▸ Directions for this task
Write out the material exactly. Do not include the pictures.

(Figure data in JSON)
>> begin
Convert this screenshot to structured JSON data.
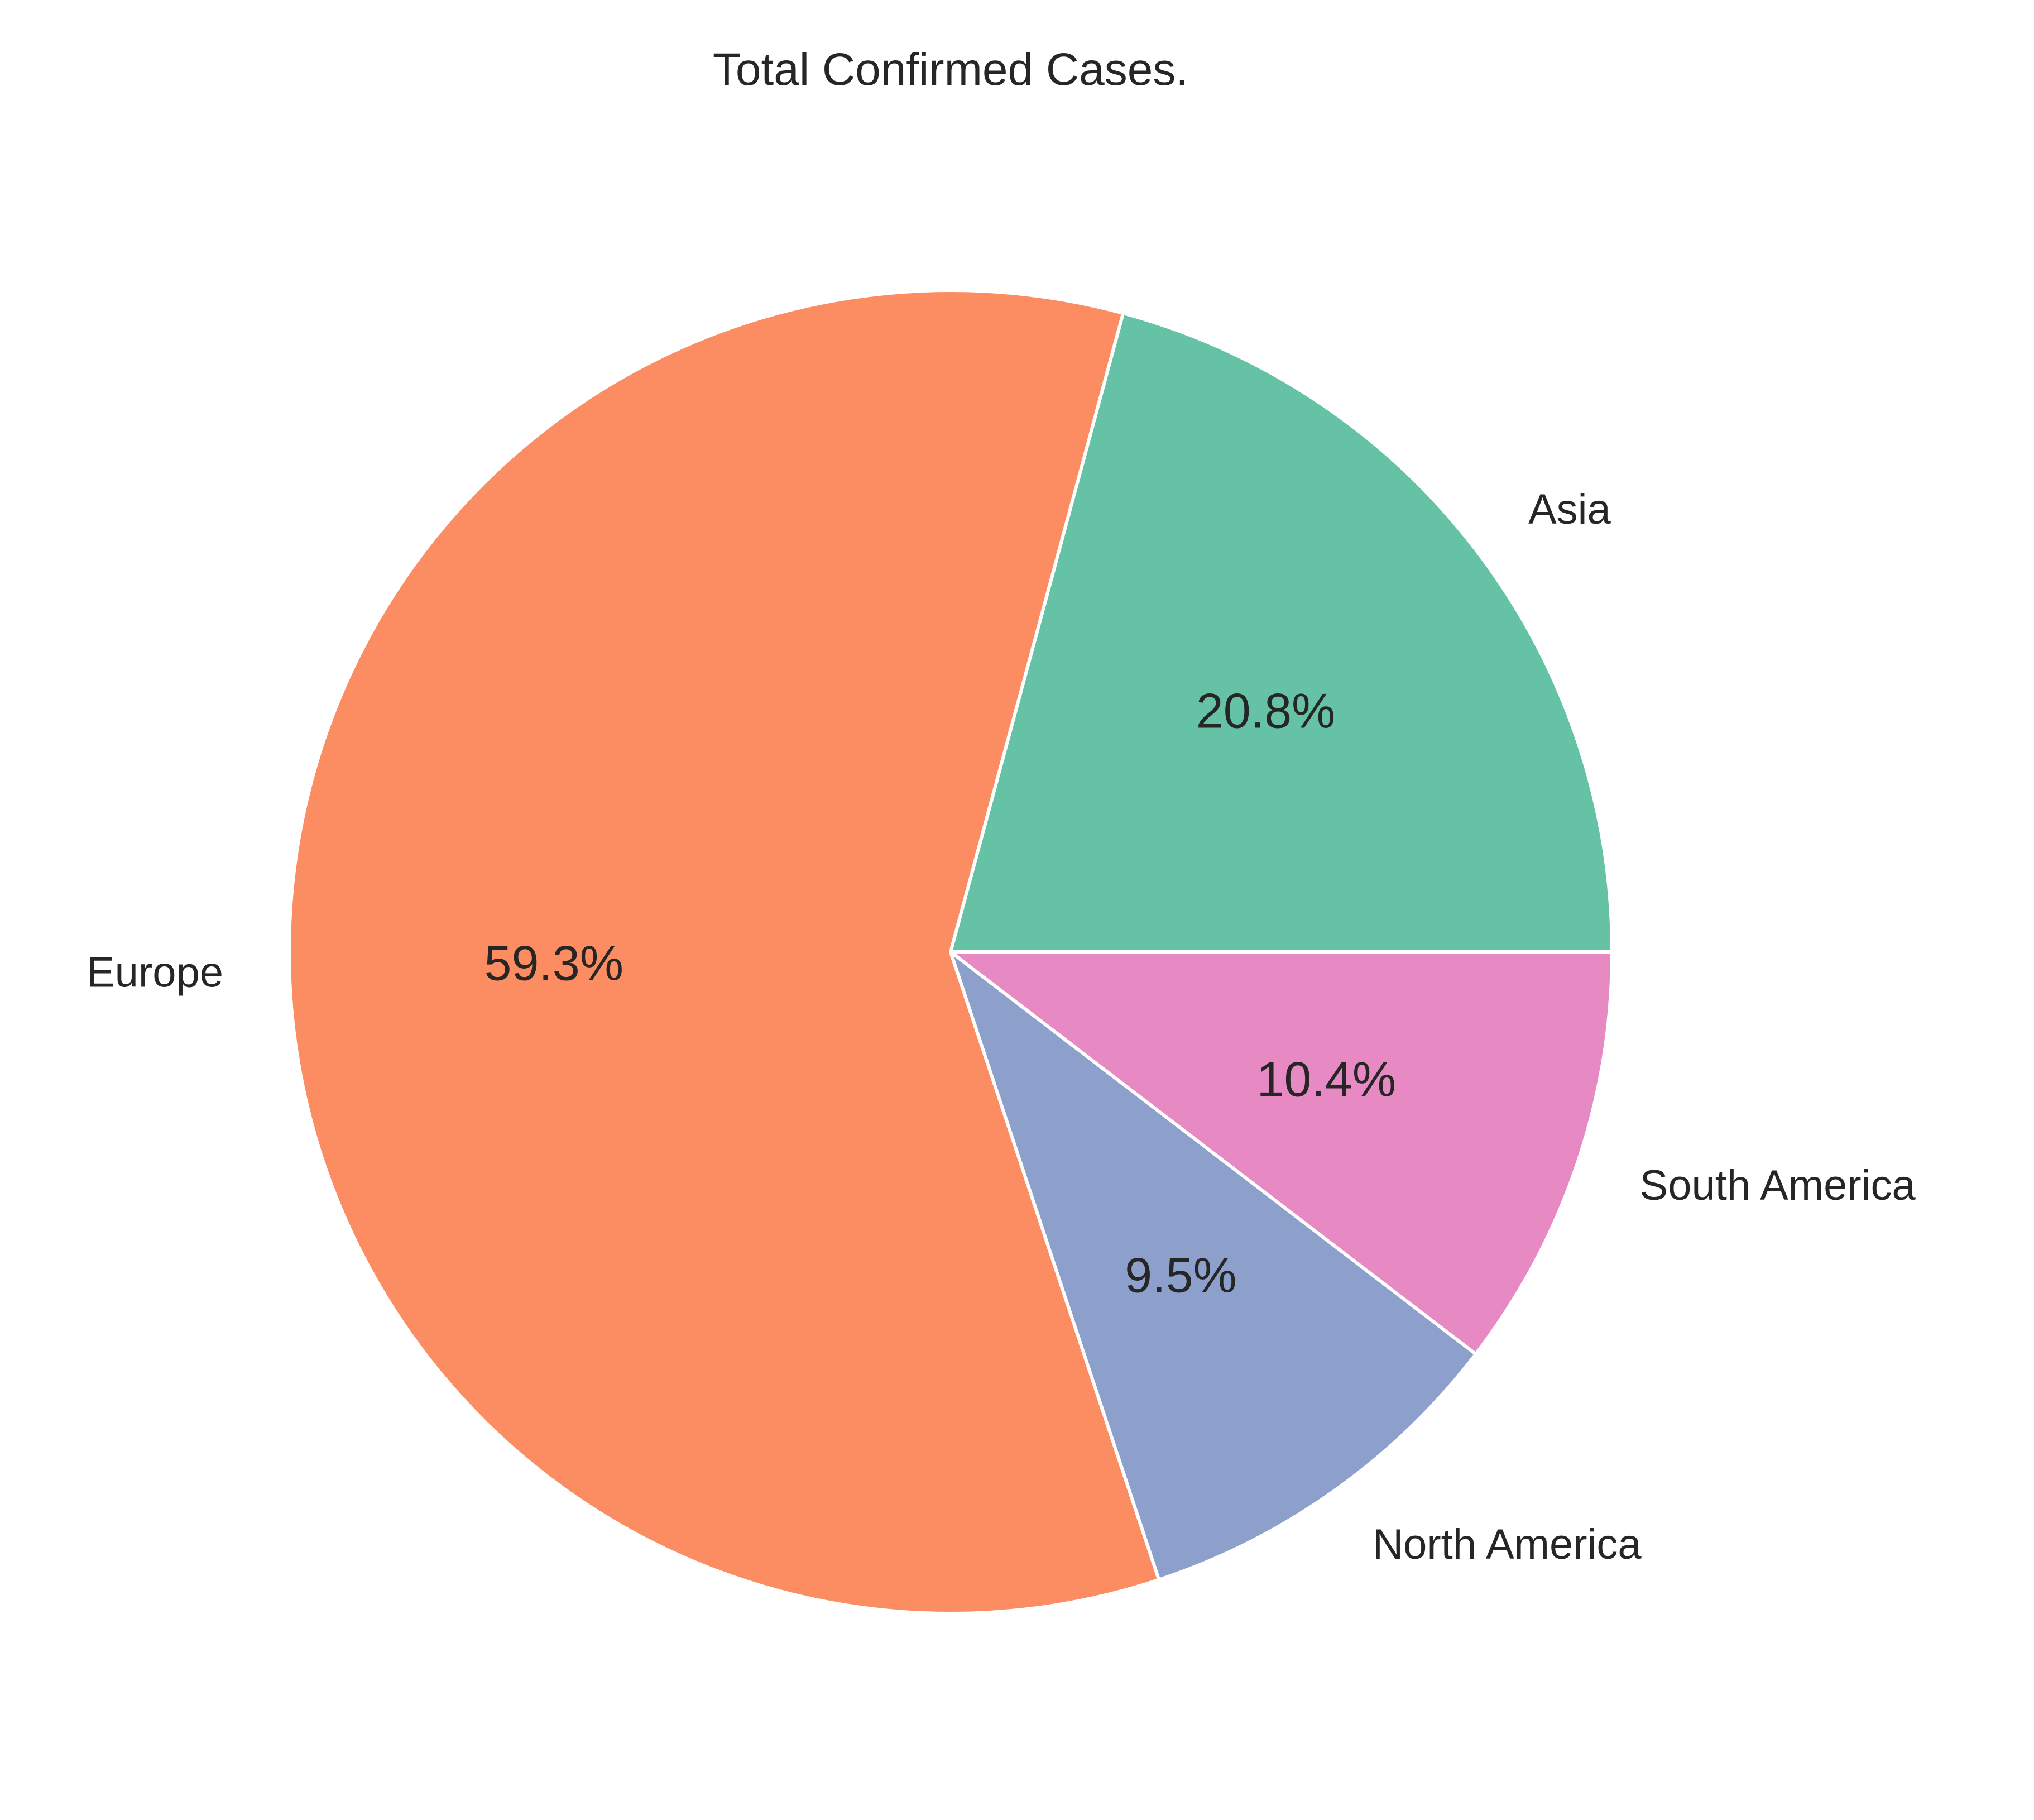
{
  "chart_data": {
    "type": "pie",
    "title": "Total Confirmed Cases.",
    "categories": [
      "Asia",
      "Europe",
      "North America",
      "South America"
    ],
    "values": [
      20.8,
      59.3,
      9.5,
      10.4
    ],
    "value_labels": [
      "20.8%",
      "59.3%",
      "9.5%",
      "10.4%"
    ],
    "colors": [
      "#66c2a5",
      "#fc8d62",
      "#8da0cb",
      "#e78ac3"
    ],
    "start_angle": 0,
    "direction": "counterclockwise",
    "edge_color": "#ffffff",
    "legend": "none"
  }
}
>> end
▸ Full answer
Convert this screenshot to structured JSON data.
{
  "chart_data": {
    "type": "pie",
    "title": "Total Confirmed Cases.",
    "categories": [
      "Asia",
      "Europe",
      "North America",
      "South America"
    ],
    "values": [
      20.8,
      59.3,
      9.5,
      10.4
    ],
    "value_labels": [
      "20.8%",
      "59.3%",
      "9.5%",
      "10.4%"
    ],
    "colors": [
      "#66c2a5",
      "#fc8d62",
      "#8da0cb",
      "#e78ac3"
    ],
    "start_angle": 0,
    "direction": "counterclockwise",
    "edge_color": "#ffffff",
    "legend": "none"
  }
}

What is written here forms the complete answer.